Task goal — Count the lines that hold the string "method". Reply with the number alone.

Data lines —

--- Start ---

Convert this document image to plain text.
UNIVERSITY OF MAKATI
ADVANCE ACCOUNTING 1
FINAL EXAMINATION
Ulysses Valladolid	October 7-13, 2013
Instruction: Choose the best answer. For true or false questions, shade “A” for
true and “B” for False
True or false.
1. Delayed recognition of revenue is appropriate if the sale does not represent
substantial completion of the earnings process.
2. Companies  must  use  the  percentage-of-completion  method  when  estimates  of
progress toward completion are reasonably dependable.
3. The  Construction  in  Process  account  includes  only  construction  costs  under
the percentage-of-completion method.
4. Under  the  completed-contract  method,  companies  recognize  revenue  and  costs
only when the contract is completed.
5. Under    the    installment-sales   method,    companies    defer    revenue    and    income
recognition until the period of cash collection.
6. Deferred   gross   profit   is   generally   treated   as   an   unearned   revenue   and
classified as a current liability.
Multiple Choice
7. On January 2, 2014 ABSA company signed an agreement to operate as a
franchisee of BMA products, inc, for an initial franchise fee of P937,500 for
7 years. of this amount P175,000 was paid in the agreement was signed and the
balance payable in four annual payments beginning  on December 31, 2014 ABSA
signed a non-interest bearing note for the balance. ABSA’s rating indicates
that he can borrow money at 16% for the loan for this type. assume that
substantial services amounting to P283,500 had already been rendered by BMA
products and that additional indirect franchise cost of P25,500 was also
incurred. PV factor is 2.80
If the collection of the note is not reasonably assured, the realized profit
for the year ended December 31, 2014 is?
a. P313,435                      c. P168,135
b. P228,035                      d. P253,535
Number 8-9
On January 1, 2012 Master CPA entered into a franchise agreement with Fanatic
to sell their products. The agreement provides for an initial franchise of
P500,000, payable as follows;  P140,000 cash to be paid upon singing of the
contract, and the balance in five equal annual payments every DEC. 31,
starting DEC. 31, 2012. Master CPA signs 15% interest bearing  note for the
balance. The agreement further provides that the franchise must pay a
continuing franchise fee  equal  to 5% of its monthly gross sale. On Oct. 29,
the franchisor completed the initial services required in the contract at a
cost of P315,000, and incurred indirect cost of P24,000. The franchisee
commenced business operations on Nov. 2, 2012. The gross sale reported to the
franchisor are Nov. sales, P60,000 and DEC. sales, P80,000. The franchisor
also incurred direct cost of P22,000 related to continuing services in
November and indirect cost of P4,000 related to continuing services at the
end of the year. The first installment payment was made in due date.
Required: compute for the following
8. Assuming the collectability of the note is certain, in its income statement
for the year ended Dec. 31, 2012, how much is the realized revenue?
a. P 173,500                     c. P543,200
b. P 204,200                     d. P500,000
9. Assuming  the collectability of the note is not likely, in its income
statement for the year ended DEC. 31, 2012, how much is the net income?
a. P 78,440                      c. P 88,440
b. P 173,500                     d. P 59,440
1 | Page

--- End ---

Response to the task — 4